* To do
Every entry must be echoed exactly.
--- START OF Data extract ---
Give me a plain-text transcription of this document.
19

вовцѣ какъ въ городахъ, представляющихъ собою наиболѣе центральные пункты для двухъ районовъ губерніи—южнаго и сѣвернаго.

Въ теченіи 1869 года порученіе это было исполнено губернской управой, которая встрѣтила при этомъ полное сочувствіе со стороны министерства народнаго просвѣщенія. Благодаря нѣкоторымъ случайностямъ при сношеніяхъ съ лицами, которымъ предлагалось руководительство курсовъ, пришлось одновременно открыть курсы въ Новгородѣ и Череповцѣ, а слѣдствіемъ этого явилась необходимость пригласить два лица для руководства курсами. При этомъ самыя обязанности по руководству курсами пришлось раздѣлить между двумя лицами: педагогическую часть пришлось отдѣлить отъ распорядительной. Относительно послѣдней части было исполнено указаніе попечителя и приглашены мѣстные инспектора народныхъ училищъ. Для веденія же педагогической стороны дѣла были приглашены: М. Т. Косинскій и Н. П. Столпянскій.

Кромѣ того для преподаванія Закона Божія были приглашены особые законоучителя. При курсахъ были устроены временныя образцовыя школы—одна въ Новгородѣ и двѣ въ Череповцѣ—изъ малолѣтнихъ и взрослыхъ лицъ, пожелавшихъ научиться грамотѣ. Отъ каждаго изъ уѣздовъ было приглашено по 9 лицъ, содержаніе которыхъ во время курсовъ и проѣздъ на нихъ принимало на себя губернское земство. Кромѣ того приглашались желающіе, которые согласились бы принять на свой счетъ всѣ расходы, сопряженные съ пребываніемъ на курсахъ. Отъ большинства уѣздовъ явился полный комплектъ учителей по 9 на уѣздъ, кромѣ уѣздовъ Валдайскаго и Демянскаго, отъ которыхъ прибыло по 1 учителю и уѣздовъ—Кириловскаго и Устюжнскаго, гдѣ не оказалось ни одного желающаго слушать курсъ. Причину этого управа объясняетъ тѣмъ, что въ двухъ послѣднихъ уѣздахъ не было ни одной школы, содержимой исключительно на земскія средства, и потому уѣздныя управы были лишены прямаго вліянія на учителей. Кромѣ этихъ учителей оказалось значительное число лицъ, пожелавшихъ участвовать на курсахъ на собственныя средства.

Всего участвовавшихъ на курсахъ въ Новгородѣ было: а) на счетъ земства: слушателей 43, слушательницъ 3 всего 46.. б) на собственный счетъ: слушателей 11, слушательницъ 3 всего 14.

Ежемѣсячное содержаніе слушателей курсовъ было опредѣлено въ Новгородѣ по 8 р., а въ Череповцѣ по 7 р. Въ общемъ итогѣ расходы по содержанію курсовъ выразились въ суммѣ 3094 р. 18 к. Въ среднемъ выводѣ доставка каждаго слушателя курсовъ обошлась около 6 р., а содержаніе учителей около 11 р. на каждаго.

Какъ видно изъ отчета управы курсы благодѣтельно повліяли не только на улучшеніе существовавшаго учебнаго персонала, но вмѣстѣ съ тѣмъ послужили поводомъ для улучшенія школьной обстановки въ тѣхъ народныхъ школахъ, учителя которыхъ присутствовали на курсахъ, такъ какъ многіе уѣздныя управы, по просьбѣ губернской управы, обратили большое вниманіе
--- END OF Data extract ---
* Result of this exercise
Give me a plain-text transcription of this document.
19

вовцѣ какъ въ городахъ, представляющихъ собою наиболѣе центральные пункты для двухъ районовъ губерніи—южнаго и сѣвернаго.

Въ теченіи 1869 года порученіе это было исполнено губернской управой, которая встрѣтила при этомъ полное сочувствіе со стороны министерства народнаго просвѣщенія. Благодаря нѣкоторымъ случайностямъ при сношеніяхъ съ лицами, которымъ предлагалось руководительство курсовъ, пришлось одновременно открыть курсы въ Новгородѣ и Череповцѣ, а слѣдствіемъ этого явилась необходимость пригласить два лица для руководства курсами. При этомъ самыя обязанности по руководству курсами пришлось раздѣлить между двумя лицами: педагогическую часть пришлось отдѣлить отъ распорядительной. Относительно послѣдней части было исполнено указаніе попечителя и приглашены мѣстные инспектора народныхъ училищъ. Для веденія же педагогической стороны дѣла были приглашены: М. Т. Косинскій и Н. П. Столпянскій.

Кромѣ того для преподаванія Закона Божія были приглашены особые законоучителя. При курсахъ были устроены временныя образцовыя школы—одна въ Новгородѣ и двѣ въ Череповцѣ—изъ малолѣтнихъ и взрослыхъ лицъ, пожелавшихъ научиться грамотѣ. Отъ каждаго изъ уѣздовъ было приглашено по 9 лицъ, содержаніе которыхъ во время курсовъ и проѣздъ на нихъ принимало на себя губернское земство. Кромѣ того приглашались желающіе, которые согласились бы принять на свой счетъ всѣ расходы, сопряженные съ пребываніемъ на курсахъ. Отъ большинства уѣздовъ явился полный комплектъ учителей по 9 на уѣздъ, кромѣ уѣздовъ Валдайскаго и Демянскаго, отъ которыхъ прибыло по 1 учителю и уѣздовъ—Кириловскаго и Устюжнскаго, гдѣ не оказалось ни одного желающаго слушать курсъ. Причину этого управа объясняетъ тѣмъ, что въ двухъ послѣднихъ уѣздахъ не было ни одной школы, содержимой исключительно на земскія средства, и потому уѣздныя управы были лишены прямаго вліянія на учителей. Кромѣ этихъ учителей оказалось значительное число лицъ, пожелавшихъ участвовать на курсахъ на собственныя средства.

Всего участвовавшихъ на курсахъ въ Новгородѣ было: а) на счетъ земства: слушателей 43, слушательницъ 3 всего 46.. б) на собственный счетъ: слушателей 11, слушательницъ 3 всего 14.

Ежемѣсячное содержаніе слушателей курсовъ было опредѣлено въ Новгородѣ по 8 р., а въ Череповцѣ по 7 р. Въ общемъ итогѣ расходы по содержанію курсовъ выразились въ суммѣ 3094 р. 18 к. Въ среднемъ выводѣ доставка каждаго слушателя курсовъ обошлась около 6 р., а содержаніе учителей около 11 р. на каждаго.

Какъ видно изъ отчета управы курсы благодѣтельно повліяли не только на улучшеніе существовавшаго учебнаго персонала, но вмѣстѣ съ тѣмъ послужили поводомъ для улучшенія школьной обстановки въ тѣхъ народныхъ школахъ, учителя которыхъ присутствовали на курсахъ, такъ какъ многіе уѣздныя управы, по просьбѣ губернской управы, обратили большое вниманіе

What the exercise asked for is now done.